┌──

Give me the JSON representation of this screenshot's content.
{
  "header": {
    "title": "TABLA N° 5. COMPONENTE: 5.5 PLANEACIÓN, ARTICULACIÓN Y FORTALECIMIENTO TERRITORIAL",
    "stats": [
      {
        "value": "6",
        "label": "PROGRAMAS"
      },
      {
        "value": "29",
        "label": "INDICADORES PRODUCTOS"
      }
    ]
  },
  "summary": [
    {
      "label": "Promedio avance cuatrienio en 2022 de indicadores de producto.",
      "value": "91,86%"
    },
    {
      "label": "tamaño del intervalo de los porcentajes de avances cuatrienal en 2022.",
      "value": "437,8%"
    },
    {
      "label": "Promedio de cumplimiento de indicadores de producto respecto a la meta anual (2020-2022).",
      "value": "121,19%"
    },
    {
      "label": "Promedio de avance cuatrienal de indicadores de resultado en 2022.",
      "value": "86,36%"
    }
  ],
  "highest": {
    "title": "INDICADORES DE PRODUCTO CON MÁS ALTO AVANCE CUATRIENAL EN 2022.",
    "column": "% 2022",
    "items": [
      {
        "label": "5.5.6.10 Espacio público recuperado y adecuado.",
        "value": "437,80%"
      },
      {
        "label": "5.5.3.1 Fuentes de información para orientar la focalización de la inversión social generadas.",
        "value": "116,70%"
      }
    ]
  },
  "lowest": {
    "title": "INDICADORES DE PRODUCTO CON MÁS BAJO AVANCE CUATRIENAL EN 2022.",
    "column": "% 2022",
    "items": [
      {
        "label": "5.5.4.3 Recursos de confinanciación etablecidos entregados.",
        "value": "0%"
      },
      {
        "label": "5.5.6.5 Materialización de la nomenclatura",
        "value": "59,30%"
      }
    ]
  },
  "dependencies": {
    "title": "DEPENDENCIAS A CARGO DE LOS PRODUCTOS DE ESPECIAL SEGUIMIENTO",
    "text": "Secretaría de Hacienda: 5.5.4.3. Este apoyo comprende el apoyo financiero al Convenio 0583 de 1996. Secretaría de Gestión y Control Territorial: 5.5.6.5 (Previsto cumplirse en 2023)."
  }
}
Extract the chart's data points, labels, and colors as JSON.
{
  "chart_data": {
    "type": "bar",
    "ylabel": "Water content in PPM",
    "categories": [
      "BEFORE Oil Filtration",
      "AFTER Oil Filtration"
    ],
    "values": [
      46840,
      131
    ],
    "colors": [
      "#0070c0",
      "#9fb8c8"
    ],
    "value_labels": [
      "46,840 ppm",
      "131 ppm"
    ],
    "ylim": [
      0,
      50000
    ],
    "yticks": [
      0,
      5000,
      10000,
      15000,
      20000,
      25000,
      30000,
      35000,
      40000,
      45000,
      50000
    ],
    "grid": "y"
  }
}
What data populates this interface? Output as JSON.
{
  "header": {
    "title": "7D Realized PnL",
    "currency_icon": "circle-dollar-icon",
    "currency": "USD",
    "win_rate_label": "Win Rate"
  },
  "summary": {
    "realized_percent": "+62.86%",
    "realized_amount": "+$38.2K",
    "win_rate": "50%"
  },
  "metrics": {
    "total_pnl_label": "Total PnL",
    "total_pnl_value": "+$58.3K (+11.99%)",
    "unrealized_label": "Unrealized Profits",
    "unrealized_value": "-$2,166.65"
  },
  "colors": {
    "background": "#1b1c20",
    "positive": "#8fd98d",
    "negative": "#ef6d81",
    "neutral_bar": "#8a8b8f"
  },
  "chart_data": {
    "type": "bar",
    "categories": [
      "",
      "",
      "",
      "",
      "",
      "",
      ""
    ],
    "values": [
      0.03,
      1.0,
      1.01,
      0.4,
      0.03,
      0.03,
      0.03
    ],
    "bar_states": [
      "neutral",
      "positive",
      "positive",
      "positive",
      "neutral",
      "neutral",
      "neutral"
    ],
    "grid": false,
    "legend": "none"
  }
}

└──
┌──

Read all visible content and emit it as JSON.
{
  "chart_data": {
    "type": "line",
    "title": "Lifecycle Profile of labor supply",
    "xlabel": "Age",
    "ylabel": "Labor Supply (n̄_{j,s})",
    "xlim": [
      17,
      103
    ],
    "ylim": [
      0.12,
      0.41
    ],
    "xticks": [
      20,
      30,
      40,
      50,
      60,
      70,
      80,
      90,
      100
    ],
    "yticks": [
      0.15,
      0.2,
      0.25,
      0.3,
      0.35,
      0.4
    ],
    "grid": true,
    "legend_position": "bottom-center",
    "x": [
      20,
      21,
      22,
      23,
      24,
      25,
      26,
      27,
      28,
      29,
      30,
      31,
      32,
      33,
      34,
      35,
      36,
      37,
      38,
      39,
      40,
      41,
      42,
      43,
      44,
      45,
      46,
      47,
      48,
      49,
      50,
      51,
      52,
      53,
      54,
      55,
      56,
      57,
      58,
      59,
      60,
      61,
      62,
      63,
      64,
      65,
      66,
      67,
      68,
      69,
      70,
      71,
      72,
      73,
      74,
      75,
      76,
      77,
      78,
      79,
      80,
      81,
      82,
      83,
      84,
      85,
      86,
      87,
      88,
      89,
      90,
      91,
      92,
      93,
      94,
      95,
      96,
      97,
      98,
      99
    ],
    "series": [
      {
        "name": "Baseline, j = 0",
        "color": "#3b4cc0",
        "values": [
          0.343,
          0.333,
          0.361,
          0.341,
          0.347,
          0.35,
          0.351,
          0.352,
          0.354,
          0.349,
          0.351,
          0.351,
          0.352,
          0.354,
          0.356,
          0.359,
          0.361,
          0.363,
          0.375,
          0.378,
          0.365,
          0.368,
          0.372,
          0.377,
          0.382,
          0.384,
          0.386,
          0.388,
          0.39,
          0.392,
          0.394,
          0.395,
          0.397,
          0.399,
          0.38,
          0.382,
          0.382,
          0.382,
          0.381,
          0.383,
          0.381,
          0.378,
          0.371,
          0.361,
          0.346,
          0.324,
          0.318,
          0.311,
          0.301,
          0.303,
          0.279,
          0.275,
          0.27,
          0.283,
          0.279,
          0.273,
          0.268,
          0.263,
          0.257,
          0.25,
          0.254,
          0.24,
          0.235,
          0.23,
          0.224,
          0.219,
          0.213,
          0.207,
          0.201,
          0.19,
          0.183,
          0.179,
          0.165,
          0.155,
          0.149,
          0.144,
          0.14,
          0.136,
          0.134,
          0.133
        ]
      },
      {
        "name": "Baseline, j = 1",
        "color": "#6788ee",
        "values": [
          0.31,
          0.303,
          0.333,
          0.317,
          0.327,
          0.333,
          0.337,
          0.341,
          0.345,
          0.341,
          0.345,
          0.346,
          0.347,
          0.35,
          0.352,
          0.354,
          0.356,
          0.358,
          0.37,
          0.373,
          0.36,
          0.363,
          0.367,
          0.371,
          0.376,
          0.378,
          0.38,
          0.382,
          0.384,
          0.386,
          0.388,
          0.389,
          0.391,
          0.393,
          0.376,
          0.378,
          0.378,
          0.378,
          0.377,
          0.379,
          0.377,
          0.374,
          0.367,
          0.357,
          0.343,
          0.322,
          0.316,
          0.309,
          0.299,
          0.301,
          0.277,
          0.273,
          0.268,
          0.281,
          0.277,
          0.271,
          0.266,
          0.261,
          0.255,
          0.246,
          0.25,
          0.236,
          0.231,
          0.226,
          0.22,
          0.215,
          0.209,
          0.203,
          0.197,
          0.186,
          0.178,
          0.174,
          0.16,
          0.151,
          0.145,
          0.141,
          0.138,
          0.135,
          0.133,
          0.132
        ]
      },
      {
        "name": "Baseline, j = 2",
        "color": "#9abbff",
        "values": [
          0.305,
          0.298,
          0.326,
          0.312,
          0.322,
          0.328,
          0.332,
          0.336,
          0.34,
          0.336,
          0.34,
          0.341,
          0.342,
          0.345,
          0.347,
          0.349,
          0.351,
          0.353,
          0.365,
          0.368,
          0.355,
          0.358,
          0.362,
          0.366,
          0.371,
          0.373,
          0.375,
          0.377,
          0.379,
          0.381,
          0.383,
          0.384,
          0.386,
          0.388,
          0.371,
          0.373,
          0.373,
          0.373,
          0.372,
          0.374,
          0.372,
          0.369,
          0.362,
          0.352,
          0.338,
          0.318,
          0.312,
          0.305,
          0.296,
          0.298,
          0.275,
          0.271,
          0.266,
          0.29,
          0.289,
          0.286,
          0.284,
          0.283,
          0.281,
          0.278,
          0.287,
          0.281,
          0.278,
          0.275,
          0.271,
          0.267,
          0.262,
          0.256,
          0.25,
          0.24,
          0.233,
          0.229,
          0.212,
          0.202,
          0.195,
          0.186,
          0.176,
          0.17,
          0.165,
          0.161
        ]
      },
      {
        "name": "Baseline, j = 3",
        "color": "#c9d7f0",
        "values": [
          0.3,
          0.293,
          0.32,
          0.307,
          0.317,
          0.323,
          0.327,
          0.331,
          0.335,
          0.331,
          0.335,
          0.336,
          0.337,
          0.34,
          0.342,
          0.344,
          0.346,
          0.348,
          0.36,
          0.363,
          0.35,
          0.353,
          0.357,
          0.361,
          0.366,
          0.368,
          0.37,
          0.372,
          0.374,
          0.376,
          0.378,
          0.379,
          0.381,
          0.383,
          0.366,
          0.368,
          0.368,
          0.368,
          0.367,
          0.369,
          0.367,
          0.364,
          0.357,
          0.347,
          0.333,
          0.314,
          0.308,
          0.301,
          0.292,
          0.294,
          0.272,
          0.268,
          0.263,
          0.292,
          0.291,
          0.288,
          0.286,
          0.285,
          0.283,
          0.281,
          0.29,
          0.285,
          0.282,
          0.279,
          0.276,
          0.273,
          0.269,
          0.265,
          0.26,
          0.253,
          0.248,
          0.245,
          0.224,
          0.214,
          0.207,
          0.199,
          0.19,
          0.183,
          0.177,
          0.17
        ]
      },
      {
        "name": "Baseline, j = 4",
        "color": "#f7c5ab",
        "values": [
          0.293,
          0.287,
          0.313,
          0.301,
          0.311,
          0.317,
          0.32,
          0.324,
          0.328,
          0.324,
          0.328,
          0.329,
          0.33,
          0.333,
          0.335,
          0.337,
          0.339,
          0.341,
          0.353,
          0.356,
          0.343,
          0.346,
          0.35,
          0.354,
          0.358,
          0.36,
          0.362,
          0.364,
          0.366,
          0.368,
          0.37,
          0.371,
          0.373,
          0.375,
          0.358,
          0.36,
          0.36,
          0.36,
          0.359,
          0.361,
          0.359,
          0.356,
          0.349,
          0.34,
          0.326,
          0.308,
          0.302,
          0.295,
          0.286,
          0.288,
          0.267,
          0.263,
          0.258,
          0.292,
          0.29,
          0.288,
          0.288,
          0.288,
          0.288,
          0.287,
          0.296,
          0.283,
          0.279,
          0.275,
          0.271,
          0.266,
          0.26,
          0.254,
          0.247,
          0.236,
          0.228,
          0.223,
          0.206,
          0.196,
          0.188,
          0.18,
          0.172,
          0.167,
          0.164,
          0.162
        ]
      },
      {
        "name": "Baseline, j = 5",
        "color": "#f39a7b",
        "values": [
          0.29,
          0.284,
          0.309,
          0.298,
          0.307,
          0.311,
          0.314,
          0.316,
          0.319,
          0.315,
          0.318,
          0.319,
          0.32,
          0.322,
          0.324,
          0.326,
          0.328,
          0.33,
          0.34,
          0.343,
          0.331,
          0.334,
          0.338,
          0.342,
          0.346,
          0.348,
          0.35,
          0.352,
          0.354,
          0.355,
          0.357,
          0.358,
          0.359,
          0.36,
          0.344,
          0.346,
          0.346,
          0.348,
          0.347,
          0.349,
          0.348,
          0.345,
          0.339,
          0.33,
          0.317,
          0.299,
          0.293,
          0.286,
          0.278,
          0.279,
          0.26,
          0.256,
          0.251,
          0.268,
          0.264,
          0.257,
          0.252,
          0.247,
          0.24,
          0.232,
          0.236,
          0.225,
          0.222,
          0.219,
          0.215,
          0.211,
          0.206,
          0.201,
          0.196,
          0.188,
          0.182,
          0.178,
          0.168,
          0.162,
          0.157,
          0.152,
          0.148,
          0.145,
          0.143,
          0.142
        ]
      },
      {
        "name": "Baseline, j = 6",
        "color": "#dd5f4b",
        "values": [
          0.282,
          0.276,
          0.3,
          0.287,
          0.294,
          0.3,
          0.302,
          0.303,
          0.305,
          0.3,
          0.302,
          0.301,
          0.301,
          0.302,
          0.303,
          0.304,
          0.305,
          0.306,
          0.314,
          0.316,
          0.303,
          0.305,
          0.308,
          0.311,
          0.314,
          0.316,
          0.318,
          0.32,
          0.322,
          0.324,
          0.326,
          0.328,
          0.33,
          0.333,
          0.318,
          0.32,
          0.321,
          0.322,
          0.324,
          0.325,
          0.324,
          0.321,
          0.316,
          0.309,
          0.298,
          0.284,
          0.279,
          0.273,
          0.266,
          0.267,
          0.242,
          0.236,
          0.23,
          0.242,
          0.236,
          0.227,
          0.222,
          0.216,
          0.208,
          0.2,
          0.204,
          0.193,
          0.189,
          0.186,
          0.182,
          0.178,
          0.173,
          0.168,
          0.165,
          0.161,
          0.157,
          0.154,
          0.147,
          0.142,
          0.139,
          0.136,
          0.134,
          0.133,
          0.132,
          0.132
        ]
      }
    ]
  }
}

└──

> [Exercise brief]
Find each line in the records holding the string "content" and show it.

> [Exercise output]
Give me the JSON representation of this screenshot's content.
    "ylabel": "Water content in PPM",
Read all visible content and emit it as JSON.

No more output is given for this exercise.